Your task is to give the listing below back word for word, pictures excluded.

===== Recorded data =====

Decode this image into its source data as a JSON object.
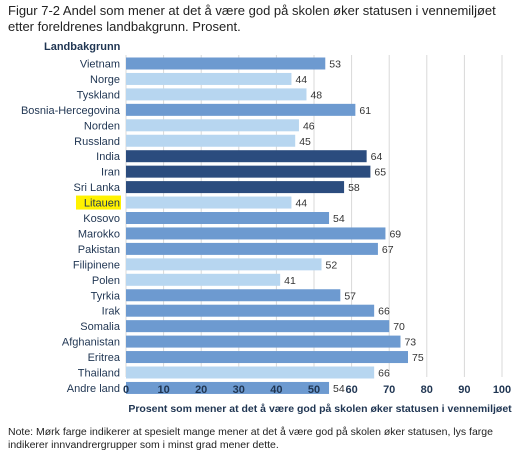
{
  "figure": {
    "title": "Figur 7-2 Andel som mener at det å være god på skolen øker statusen i vennemiljøet etter foreldrenes landbakgrunn. Prosent.",
    "note": "Note: Mørk farge indikerer at spesielt mange mener at det å være god på skolen øker statusen, lys farge indikerer innvandrergrupper som i minst grad mener dette."
  },
  "colors": {
    "dark": "#2b4c7e",
    "medium": "#6d9ad0",
    "light": "#b7d6f0",
    "highlight": "#fff200",
    "grid": "#d9d9d9"
  },
  "chart_data": {
    "type": "bar",
    "orientation": "horizontal",
    "category_axis_title": "Landbakgrunn",
    "xlabel": "Prosent som mener at det å være god på skolen øker statusen i vennemiljøet",
    "xlim": [
      0,
      100
    ],
    "xticks": [
      0,
      10,
      20,
      30,
      40,
      50,
      60,
      70,
      80,
      90,
      100
    ],
    "grid": "vertical",
    "highlighted_category": "Litauen",
    "categories": [
      "Vietnam",
      "Norge",
      "Tyskland",
      "Bosnia-Hercegovina",
      "Norden",
      "Russland",
      "India",
      "Iran",
      "Sri Lanka",
      "Litauen",
      "Kosovo",
      "Marokko",
      "Pakistan",
      "Filipinene",
      "Polen",
      "Tyrkia",
      "Irak",
      "Somalia",
      "Afghanistan",
      "Eritrea",
      "Thailand",
      "Andre land"
    ],
    "values": [
      53,
      44,
      48,
      61,
      46,
      45,
      64,
      65,
      58,
      44,
      54,
      69,
      67,
      52,
      41,
      57,
      66,
      70,
      73,
      75,
      66,
      54
    ],
    "shades": [
      "medium",
      "light",
      "light",
      "medium",
      "light",
      "light",
      "dark",
      "dark",
      "dark",
      "light",
      "medium",
      "medium",
      "medium",
      "light",
      "light",
      "medium",
      "medium",
      "medium",
      "medium",
      "medium",
      "light",
      "medium"
    ]
  }
}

=====

Answer in full:
Decode this image into its source data as a JSON object.
{
  "figure": {
    "title": "Figur 7-2 Andel som mener at det å være god på skolen øker statusen i vennemiljøet etter foreldrenes landbakgrunn. Prosent.",
    "note": "Note: Mørk farge indikerer at spesielt mange mener at det å være god på skolen øker statusen, lys farge indikerer innvandrergrupper som i minst grad mener dette."
  },
  "colors": {
    "dark": "#2b4c7e",
    "medium": "#6d9ad0",
    "light": "#b7d6f0",
    "highlight": "#fff200",
    "grid": "#d9d9d9"
  },
  "chart_data": {
    "type": "bar",
    "orientation": "horizontal",
    "category_axis_title": "Landbakgrunn",
    "xlabel": "Prosent som mener at det å være god på skolen øker statusen i vennemiljøet",
    "xlim": [
      0,
      100
    ],
    "xticks": [
      0,
      10,
      20,
      30,
      40,
      50,
      60,
      70,
      80,
      90,
      100
    ],
    "grid": "vertical",
    "highlighted_category": "Litauen",
    "categories": [
      "Vietnam",
      "Norge",
      "Tyskland",
      "Bosnia-Hercegovina",
      "Norden",
      "Russland",
      "India",
      "Iran",
      "Sri Lanka",
      "Litauen",
      "Kosovo",
      "Marokko",
      "Pakistan",
      "Filipinene",
      "Polen",
      "Tyrkia",
      "Irak",
      "Somalia",
      "Afghanistan",
      "Eritrea",
      "Thailand",
      "Andre land"
    ],
    "values": [
      53,
      44,
      48,
      61,
      46,
      45,
      64,
      65,
      58,
      44,
      54,
      69,
      67,
      52,
      41,
      57,
      66,
      70,
      73,
      75,
      66,
      54
    ],
    "shades": [
      "medium",
      "light",
      "light",
      "medium",
      "light",
      "light",
      "dark",
      "dark",
      "dark",
      "light",
      "medium",
      "medium",
      "medium",
      "light",
      "light",
      "medium",
      "medium",
      "medium",
      "medium",
      "medium",
      "light",
      "medium"
    ]
  }
}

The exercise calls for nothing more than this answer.